-- BEGIN Source data --

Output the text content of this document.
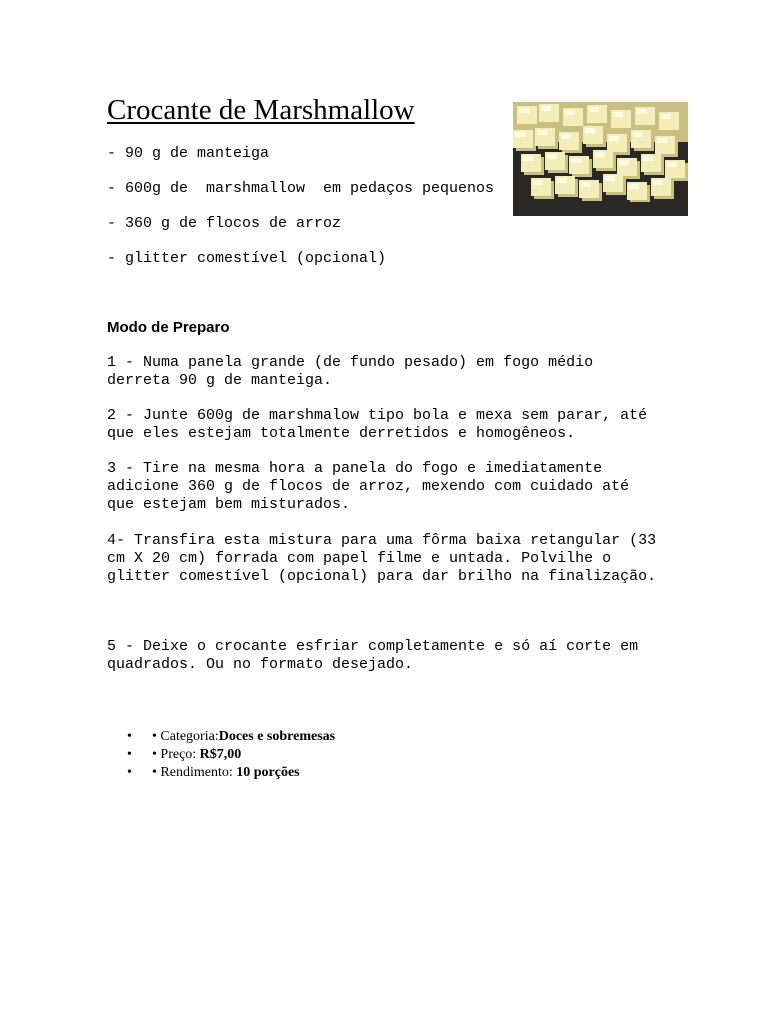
Crocante de Marshmallow

- 90 g de manteiga

- 600g de  marshmallow  em pedaços pequenos

- 360 g de flocos de arroz

- glitter comestível (opcional)

Modo de Preparo

1 - Numa panela grande (de fundo pesado) em fogo médio
derreta 90 g de manteiga.

2 - Junte 600g de marshmalow tipo bola e mexa sem parar, até
que eles estejam totalmente derretidos e homogêneos.

3 - Tire na mesma hora a panela do fogo e imediatamente
adicione 360 g de flocos de arroz, mexendo com cuidado até
que estejam bem misturados.

4- Transfira esta mistura para uma fôrma baixa retangular (33
cm X 20 cm) forrada com papel filme e untada. Polvilhe o
glitter comestível (opcional) para dar brilho na finalização.

5 - Deixe o crocante esfriar completamente e só aí corte em
quadrados. Ou no formato desejado.

• • Categoria:Doces e sobremesas
• • Preço: R$7,00
• • Rendimento: 10 porções
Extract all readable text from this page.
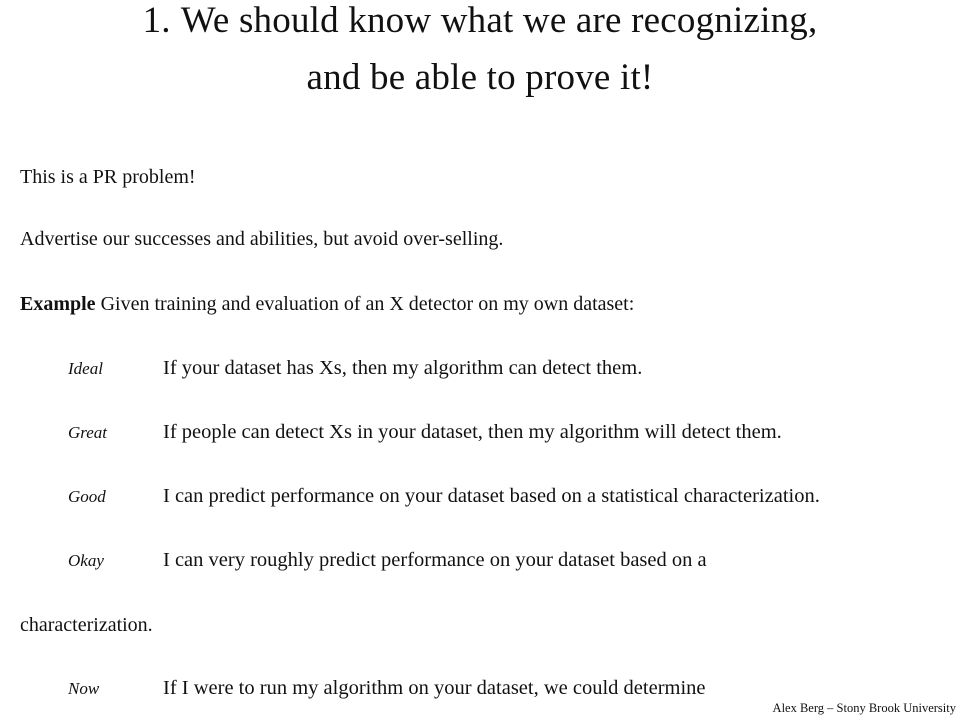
1. We should know what we are recognizing,
and be able to prove it!
This is a PR problem!
Advertise our successes and abilities, but avoid over-selling.
Example Given training and evaluation of an X detector on my own dataset:
Ideal	If your dataset has Xs, then my algorithm can detect them.
Great	If people can detect Xs in your dataset, then my algorithm will detect them.
Good	I can predict performance on your dataset based on a statistical characterization.
Okay	I can very roughly predict performance on your dataset based on a
characterization.
Now	If I were to run my algorithm on your dataset, we could determine
Alex Berg – Stony Brook University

-- END Source data --

**Written exercise**
Go through the entries above and copy every line containing "based".

**Solution to this task**
Good	I can predict performance on your dataset based on a statistical characterization.
Okay	I can very roughly predict performance on your dataset based on a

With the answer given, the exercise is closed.